● **WRITTEN REQUEST**: In the entries below, find every line holding the string "than" and collect it.

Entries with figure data
━━━━━━━━━━━━━━━━━━━━━━━━━━━━━━
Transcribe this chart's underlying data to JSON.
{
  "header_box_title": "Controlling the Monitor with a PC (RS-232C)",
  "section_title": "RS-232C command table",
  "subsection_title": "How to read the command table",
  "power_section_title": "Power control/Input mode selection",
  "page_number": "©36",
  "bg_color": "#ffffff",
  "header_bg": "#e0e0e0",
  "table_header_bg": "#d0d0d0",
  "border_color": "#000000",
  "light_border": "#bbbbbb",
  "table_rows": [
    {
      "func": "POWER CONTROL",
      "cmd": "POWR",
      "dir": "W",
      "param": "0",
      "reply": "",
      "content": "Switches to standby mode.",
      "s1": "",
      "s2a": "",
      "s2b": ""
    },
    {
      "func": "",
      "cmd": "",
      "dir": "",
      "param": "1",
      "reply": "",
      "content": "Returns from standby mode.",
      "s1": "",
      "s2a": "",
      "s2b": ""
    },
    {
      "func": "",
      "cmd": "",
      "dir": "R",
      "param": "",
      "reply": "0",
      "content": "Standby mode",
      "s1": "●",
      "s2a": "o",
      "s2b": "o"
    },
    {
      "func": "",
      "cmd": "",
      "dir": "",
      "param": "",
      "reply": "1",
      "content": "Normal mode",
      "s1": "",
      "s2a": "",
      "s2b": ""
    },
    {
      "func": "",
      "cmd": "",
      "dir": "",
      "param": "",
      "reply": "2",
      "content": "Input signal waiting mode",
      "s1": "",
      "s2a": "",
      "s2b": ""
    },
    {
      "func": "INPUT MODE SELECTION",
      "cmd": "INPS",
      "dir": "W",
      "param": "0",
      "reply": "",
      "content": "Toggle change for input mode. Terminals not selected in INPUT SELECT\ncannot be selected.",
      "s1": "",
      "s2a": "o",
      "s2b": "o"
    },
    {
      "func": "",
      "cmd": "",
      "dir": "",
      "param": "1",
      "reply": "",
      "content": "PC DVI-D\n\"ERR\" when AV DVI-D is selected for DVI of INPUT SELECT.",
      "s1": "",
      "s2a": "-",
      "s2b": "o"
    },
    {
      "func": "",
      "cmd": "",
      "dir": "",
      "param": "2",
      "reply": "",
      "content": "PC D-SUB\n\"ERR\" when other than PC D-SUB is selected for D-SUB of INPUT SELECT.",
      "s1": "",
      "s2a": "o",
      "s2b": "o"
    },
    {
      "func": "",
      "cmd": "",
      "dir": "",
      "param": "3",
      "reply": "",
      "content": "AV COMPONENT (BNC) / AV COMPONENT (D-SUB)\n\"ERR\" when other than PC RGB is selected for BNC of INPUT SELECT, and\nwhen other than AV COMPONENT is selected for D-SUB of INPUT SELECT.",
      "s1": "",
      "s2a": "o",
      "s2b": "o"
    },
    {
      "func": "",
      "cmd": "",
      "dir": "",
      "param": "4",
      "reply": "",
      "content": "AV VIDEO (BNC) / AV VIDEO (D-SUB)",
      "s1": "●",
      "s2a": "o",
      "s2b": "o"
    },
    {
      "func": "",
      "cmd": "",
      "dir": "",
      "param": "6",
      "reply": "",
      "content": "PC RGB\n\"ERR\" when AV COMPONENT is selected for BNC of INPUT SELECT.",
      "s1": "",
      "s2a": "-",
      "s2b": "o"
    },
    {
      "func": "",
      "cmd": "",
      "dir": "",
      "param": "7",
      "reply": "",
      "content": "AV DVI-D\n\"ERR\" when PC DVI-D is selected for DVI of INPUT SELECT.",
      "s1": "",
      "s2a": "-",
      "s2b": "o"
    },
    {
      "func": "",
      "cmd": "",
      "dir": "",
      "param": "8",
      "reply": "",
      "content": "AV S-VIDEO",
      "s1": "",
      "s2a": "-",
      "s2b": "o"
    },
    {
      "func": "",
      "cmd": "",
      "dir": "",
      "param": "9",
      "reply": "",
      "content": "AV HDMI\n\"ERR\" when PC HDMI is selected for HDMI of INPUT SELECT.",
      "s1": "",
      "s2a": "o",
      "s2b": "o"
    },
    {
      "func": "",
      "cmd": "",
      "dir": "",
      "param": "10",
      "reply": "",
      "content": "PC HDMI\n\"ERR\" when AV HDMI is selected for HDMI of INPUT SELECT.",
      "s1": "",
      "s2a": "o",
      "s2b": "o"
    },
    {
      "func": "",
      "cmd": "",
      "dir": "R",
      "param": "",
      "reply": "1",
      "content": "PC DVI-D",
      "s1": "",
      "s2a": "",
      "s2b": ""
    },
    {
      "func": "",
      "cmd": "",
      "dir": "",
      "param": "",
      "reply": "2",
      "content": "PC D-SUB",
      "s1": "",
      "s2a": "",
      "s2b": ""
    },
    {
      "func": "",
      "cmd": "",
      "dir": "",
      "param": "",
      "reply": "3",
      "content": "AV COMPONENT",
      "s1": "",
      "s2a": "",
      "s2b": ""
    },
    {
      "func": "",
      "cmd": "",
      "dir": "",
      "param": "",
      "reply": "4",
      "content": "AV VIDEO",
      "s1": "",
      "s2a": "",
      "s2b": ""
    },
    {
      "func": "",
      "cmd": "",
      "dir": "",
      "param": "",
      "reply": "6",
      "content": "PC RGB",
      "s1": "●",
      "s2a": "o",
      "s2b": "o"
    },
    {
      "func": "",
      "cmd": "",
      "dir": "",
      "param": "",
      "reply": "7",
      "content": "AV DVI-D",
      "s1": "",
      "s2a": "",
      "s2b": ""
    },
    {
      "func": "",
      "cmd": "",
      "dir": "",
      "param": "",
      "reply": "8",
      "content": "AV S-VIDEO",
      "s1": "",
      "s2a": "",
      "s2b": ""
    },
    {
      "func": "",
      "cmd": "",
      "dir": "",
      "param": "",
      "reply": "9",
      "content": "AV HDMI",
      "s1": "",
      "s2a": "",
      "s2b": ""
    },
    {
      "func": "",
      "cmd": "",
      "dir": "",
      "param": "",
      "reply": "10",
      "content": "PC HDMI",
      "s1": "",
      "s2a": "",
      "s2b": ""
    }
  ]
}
━━━━━━━━━━━━━━━━━━━━━━━━━━━━━━
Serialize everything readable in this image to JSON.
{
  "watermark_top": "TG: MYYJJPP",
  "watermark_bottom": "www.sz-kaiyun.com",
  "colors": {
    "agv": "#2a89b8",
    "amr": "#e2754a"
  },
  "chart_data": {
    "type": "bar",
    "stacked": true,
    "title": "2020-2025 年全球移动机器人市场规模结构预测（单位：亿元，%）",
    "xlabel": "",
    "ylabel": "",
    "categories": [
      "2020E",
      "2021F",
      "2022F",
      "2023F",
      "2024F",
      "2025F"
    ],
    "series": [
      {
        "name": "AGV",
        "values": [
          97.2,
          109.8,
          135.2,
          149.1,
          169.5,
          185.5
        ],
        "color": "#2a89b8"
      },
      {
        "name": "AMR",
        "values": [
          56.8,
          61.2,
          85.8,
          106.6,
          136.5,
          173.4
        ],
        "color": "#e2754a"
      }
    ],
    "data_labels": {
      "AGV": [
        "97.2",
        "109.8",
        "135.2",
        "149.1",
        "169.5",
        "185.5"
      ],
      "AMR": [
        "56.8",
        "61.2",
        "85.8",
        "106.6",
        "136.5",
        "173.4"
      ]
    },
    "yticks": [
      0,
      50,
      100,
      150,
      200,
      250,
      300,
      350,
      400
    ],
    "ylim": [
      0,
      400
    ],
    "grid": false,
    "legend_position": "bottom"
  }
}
━━━━━━━━━━━━━━━━━━━━━━━━━━━━━━
● **ANSWER FOR THE TASK**:
      "content": "PC D-SUB\n\"ERR\" when other than PC D-SUB is selected for D-SUB of INPUT SELECT.",
      "content": "AV COMPONENT (BNC) / AV COMPONENT (D-SUB)\n\"ERR\" when other than PC RGB is selected for BNC of INPUT SELECT, and\nwhen other than AV COMPONENT is selected for D-SUB of INPUT SELECT.",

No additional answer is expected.